▸ Passage:
Warren Buffett's Berkshire Hathaway has scored an $80 billion gain on Apple — more than the famed investor's entire net worth
Warren Buffett's gain on his Apple investment exceeds his personal fortune. The billionaire investor's Berkshire Hathaway conglomerate spent about $35 billion to buy 245 million Apple shares that are now worth about $118 billion, representing a gain of more than $80 billion. Buffett's net worth has sunk by $11 billion this year to $78 billion, reflecting a decline in Berkshire's share price and his philanthropy. Berkshire's Apple stake is worth more than four times as much as its Bank of America position, the second-largest holding in its portfolio. Visit Business Insider's homepage for more stories.

▸ Data:
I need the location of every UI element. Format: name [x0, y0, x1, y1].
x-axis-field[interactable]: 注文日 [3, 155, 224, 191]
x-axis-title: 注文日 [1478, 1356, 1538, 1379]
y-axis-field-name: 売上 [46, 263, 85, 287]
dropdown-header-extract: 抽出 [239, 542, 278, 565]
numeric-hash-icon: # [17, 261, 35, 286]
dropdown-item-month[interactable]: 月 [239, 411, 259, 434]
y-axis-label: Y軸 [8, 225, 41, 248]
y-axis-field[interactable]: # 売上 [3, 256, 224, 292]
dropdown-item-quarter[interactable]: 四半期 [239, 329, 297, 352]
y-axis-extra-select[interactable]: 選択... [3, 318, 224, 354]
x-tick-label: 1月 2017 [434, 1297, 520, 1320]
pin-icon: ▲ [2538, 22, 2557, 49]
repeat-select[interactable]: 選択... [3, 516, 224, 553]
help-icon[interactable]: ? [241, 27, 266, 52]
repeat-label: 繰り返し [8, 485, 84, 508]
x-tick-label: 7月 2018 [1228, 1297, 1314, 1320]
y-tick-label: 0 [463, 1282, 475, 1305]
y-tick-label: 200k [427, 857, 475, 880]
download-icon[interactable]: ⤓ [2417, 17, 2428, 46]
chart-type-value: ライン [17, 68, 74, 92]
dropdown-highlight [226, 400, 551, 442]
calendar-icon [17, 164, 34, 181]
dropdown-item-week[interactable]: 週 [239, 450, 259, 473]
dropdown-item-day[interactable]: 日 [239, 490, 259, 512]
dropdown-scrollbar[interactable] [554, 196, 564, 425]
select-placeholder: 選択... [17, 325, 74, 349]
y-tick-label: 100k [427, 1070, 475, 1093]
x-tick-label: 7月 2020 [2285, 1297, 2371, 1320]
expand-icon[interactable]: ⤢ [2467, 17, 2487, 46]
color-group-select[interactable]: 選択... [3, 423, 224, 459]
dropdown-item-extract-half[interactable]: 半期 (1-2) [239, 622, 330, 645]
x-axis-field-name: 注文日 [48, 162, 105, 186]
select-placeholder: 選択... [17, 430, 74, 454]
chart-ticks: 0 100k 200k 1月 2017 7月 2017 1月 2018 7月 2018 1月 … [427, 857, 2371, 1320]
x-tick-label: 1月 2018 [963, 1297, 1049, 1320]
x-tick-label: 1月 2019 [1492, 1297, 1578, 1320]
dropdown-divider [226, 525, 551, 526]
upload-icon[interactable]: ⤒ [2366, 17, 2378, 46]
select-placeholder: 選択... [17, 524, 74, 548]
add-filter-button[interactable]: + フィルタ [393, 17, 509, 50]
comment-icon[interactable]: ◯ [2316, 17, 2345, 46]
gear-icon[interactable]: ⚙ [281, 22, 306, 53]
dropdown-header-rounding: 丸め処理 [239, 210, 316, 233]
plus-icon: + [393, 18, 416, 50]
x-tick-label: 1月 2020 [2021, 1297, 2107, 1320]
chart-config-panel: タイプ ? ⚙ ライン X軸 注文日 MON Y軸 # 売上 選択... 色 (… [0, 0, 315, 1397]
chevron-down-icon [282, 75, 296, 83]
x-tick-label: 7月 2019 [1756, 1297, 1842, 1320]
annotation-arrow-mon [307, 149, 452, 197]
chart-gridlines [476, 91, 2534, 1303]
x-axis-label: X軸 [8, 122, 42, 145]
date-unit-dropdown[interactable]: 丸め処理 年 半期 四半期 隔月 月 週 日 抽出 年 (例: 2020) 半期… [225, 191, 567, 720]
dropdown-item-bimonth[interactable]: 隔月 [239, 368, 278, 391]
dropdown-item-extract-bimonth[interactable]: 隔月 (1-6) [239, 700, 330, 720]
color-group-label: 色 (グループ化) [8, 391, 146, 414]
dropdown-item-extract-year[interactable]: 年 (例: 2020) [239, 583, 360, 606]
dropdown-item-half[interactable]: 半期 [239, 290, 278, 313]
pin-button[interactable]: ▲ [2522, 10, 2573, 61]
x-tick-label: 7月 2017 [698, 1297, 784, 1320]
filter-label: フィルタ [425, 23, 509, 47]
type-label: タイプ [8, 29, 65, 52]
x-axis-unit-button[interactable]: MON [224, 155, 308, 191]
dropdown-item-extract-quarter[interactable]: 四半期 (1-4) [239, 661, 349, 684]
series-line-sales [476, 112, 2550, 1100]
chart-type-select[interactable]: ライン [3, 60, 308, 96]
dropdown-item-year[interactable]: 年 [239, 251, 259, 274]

▸ Exercise details: Write out the stretch of the Buffett article from "Warren Buffett's Berkshire" through "for more stories." again, switching each "Apple" to "Alphabet".

▸ Written solution:
Warren Buffett's Berkshire Hathaway has scored an $80 billion gain on Alphabet — more than the famed investor's entire net worth
Warren Buffett's gain on his Alphabet investment exceeds his personal fortune. The billionaire investor's Berkshire Hathaway conglomerate spent about $35 billion to buy 245 million Alphabet shares that are now worth about $118 billion, representing a gain of more than $80 billion. Buffett's net worth has sunk by $11 billion this year to $78 billion, reflecting a decline in Berkshire's share price and his philanthropy. Berkshire's Alphabet stake is worth more than four times as much as its Bank of America position, the second-largest holding in its portfolio. Visit Business Insider's homepage for more stories.